Report the number of lines where the string "Help" occurs, and write nothing else.

[START OF Dataset rows]

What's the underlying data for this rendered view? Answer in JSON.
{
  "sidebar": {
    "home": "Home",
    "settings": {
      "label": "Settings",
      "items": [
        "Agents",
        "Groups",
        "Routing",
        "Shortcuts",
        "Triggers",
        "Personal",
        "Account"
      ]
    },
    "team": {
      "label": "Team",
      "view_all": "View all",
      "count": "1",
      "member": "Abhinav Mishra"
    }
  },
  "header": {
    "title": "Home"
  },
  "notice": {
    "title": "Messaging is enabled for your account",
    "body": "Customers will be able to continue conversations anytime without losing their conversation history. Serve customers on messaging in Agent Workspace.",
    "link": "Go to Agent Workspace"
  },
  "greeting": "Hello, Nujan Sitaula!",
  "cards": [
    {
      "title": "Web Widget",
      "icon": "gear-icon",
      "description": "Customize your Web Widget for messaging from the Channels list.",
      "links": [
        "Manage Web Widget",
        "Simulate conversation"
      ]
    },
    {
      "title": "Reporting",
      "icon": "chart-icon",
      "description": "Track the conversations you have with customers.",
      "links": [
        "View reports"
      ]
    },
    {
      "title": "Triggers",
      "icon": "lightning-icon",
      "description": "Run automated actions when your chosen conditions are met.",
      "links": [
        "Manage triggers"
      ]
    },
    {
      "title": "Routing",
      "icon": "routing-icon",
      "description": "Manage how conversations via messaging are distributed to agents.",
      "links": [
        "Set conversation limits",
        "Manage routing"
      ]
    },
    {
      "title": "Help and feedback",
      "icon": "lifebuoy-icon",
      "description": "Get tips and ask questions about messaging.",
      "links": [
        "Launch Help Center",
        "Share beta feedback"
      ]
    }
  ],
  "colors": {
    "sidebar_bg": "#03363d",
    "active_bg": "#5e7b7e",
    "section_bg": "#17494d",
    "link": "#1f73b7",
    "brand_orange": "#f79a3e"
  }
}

[END OF Dataset rows]

• _Answer for the task_
2